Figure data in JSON
* start *

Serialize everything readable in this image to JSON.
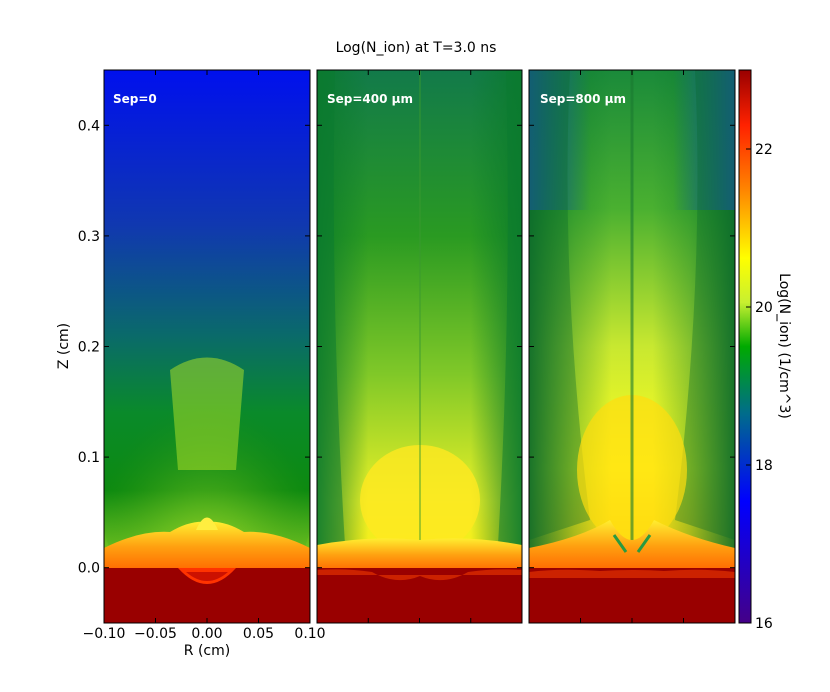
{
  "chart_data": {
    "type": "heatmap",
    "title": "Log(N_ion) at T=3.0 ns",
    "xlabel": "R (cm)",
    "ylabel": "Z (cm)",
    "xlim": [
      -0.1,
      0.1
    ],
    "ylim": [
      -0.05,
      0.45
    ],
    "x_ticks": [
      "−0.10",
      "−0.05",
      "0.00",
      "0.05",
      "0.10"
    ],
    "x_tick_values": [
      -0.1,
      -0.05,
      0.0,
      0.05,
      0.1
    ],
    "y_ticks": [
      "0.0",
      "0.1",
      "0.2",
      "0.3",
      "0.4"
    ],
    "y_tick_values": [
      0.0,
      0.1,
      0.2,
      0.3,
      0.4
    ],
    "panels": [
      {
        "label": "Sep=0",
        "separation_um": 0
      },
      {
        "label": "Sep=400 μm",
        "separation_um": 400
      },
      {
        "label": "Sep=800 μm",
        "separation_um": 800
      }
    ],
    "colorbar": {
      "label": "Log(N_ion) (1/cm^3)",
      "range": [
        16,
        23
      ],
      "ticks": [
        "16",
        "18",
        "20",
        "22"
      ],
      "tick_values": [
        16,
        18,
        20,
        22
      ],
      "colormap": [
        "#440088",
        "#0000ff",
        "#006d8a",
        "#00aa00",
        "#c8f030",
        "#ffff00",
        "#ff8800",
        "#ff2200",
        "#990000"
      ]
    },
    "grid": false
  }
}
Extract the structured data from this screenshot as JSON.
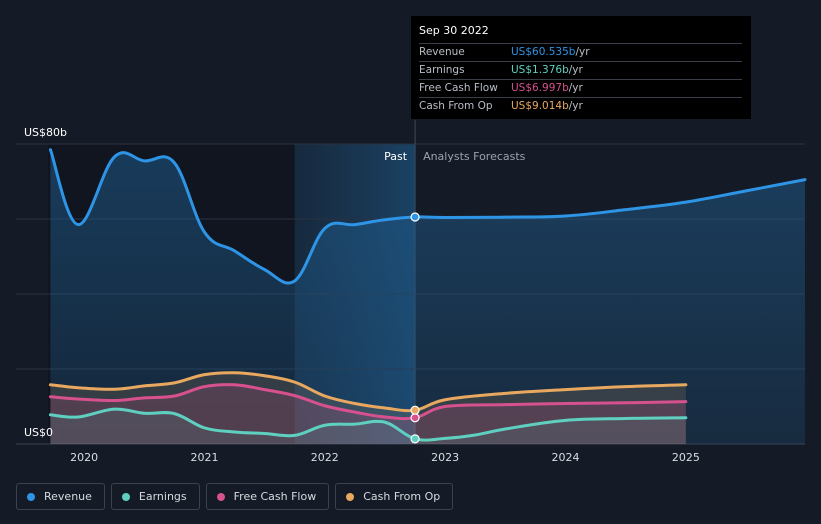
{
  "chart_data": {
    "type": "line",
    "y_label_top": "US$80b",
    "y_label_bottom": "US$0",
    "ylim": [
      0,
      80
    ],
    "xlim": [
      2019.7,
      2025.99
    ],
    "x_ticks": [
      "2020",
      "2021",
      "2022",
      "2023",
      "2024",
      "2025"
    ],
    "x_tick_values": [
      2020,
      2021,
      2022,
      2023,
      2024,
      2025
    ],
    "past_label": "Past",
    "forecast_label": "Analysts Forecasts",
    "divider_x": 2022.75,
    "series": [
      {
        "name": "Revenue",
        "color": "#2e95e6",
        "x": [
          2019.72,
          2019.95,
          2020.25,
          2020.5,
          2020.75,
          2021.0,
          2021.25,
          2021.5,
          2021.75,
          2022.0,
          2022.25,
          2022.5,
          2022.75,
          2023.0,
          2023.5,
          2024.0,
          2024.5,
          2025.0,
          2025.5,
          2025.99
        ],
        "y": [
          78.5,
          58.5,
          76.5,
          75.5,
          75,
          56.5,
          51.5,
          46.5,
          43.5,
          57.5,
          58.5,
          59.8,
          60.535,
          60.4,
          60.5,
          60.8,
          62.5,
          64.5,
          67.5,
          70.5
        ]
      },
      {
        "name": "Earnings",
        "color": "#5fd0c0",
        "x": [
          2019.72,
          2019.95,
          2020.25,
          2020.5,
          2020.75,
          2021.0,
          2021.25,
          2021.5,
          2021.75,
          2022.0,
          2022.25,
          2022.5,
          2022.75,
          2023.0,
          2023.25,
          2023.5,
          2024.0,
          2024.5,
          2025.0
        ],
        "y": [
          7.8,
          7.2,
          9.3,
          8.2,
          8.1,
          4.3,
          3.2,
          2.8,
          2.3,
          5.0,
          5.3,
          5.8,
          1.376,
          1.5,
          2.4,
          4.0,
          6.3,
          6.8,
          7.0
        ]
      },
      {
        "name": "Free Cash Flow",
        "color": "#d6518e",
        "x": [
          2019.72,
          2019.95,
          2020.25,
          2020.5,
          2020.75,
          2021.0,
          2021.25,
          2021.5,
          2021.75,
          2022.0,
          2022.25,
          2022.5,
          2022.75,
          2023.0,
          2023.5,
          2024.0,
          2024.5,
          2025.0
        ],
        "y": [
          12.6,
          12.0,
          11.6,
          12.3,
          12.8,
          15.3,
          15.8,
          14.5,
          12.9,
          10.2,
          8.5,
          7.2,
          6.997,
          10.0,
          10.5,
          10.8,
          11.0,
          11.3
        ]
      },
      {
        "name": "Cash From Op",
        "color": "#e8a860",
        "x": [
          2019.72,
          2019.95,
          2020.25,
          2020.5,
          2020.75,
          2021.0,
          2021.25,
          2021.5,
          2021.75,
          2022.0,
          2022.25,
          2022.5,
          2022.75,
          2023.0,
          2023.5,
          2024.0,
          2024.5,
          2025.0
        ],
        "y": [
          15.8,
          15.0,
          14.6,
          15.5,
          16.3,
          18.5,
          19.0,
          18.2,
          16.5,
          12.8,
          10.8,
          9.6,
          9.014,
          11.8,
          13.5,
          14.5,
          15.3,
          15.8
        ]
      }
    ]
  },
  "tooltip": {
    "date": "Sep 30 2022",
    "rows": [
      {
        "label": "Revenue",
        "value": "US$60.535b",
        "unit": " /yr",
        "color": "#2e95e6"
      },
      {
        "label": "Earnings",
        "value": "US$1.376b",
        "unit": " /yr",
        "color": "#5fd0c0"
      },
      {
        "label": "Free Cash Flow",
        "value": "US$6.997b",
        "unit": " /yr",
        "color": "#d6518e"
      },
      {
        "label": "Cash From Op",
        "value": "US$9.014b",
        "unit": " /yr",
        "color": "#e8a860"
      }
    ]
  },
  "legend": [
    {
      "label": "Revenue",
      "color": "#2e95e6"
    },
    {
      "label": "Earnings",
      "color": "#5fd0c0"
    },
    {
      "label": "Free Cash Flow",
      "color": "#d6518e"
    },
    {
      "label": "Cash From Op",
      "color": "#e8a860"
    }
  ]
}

* end *
* start *

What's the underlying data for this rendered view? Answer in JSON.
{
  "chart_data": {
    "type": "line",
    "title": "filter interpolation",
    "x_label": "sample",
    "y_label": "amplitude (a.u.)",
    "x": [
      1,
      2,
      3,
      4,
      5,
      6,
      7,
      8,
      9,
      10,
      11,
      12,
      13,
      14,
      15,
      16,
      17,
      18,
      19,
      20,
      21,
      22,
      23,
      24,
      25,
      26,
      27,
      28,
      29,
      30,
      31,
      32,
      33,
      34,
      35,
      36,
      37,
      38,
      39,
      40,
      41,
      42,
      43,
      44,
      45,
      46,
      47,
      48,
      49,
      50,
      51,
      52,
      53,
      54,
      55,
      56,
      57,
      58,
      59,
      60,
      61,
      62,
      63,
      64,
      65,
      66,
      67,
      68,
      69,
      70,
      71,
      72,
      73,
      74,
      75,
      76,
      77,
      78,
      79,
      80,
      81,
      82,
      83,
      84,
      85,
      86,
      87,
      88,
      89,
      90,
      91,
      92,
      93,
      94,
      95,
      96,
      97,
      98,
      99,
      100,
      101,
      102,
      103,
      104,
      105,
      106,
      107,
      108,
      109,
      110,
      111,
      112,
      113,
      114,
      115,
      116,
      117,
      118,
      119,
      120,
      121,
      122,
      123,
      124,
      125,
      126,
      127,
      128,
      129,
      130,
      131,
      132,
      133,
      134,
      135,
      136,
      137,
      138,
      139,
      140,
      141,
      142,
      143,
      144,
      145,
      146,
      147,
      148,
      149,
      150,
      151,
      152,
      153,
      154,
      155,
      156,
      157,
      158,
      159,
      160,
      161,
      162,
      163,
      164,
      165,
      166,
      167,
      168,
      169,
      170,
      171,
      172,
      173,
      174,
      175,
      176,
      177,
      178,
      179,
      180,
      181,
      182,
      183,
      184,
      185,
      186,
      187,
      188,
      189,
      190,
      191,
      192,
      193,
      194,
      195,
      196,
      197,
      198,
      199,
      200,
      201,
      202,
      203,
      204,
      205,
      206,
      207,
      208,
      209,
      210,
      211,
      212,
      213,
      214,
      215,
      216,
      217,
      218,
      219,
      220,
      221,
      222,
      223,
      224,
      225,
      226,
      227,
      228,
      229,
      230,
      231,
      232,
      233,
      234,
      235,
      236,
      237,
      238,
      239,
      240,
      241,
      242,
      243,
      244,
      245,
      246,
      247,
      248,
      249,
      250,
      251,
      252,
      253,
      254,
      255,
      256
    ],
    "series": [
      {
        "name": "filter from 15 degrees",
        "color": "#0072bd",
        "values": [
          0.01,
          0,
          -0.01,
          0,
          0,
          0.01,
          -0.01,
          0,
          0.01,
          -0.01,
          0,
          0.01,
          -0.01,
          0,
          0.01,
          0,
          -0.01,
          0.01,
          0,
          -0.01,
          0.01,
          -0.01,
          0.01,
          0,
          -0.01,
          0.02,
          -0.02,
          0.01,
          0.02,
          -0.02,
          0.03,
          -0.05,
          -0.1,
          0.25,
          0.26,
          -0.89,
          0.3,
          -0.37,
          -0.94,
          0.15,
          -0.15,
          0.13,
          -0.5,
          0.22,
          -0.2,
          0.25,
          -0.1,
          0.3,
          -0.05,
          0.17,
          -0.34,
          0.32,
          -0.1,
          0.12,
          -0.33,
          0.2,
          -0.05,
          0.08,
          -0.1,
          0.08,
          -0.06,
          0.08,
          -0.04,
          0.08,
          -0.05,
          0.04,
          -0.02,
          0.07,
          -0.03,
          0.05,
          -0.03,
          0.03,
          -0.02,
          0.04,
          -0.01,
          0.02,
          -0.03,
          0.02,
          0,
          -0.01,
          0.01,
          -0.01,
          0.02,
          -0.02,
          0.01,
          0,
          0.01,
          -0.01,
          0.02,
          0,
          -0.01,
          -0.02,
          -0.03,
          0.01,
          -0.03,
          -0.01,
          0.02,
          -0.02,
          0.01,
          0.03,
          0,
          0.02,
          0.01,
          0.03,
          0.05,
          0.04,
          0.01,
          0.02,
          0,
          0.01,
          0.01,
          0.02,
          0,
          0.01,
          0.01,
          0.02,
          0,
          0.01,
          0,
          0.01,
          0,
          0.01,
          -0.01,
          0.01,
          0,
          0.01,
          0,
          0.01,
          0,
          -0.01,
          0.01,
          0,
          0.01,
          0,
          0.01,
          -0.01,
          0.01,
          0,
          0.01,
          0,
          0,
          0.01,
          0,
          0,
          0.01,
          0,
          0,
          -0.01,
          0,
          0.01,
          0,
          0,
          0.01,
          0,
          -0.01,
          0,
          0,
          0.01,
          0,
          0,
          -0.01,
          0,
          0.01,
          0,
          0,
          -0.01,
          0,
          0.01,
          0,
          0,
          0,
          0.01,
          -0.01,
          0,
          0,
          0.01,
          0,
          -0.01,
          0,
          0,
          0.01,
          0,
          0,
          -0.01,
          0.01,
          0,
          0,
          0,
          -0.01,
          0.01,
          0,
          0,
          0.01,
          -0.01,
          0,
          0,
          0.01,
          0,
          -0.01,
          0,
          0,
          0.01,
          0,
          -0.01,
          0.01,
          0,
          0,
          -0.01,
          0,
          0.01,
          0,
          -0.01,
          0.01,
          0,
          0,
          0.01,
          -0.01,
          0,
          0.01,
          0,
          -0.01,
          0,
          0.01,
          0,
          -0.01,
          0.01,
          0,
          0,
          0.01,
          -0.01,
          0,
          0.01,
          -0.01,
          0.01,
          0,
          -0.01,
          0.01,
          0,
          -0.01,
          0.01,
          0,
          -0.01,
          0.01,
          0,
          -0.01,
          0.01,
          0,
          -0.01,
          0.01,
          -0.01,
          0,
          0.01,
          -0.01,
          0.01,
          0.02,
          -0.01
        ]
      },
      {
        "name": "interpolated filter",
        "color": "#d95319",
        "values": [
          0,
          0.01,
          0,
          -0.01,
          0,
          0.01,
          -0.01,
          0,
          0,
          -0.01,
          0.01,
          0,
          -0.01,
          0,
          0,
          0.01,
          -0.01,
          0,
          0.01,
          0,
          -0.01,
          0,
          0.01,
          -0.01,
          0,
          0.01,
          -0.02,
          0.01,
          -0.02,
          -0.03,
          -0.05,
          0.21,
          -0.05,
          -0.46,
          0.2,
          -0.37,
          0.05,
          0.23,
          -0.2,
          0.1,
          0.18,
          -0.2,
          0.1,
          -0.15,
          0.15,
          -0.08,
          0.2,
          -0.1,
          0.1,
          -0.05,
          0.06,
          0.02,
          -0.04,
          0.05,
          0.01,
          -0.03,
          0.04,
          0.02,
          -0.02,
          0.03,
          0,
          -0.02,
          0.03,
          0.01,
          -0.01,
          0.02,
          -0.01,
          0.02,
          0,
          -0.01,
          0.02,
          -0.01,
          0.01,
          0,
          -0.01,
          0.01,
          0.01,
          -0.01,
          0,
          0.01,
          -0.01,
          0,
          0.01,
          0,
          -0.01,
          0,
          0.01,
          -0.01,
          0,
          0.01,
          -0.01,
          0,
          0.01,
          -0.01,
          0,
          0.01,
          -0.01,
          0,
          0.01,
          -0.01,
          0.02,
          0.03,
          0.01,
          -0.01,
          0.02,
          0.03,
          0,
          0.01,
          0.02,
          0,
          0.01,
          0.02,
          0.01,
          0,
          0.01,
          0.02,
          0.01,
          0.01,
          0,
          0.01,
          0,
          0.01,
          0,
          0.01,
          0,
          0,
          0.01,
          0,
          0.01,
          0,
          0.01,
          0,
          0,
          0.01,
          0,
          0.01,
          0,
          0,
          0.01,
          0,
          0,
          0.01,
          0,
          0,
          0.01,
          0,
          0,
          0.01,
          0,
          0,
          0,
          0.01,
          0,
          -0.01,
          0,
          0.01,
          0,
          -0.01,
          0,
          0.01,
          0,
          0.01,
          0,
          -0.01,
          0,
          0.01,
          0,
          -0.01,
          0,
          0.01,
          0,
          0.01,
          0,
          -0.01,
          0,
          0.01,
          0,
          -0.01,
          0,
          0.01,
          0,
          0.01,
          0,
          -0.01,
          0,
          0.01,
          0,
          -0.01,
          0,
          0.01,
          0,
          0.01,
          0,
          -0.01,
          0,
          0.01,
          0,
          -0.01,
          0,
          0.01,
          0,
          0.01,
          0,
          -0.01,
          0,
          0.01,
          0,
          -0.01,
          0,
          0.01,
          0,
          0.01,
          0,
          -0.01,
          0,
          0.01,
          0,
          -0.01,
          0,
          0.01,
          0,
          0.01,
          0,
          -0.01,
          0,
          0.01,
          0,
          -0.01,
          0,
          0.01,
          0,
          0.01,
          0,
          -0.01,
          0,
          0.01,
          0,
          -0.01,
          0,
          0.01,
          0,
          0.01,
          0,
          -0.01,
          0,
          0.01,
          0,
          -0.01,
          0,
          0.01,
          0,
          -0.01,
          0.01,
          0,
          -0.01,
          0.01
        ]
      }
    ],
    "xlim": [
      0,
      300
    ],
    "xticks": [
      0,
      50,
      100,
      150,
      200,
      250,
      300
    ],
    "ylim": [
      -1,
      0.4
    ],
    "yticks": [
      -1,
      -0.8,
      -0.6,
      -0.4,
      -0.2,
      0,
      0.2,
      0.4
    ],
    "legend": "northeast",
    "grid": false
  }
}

* end *
* start *

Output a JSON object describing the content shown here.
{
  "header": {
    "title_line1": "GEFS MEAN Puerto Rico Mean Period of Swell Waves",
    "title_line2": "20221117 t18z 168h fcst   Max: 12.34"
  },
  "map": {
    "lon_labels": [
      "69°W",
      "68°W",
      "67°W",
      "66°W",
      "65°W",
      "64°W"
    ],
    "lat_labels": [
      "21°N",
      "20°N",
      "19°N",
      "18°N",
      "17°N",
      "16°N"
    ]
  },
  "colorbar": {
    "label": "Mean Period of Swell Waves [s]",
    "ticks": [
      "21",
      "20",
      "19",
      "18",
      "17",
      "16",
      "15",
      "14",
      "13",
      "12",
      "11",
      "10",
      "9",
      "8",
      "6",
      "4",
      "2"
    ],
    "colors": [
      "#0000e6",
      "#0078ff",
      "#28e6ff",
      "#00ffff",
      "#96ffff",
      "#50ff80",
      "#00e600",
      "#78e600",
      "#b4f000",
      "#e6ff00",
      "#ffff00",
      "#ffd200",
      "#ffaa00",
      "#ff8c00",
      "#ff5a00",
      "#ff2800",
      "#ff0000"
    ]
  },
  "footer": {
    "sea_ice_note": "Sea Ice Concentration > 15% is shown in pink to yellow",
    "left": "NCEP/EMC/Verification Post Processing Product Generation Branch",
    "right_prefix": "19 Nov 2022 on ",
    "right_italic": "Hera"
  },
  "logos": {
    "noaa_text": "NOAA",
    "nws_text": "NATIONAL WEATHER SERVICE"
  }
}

* end *

* REQUIREMENTS
Using the listing above, locate the lines that hold "Revenue" and copy each one.

* ANSWER TO THE TASK
        "name": "Revenue",
        "label": "Revenue",
      "label": "Revenue",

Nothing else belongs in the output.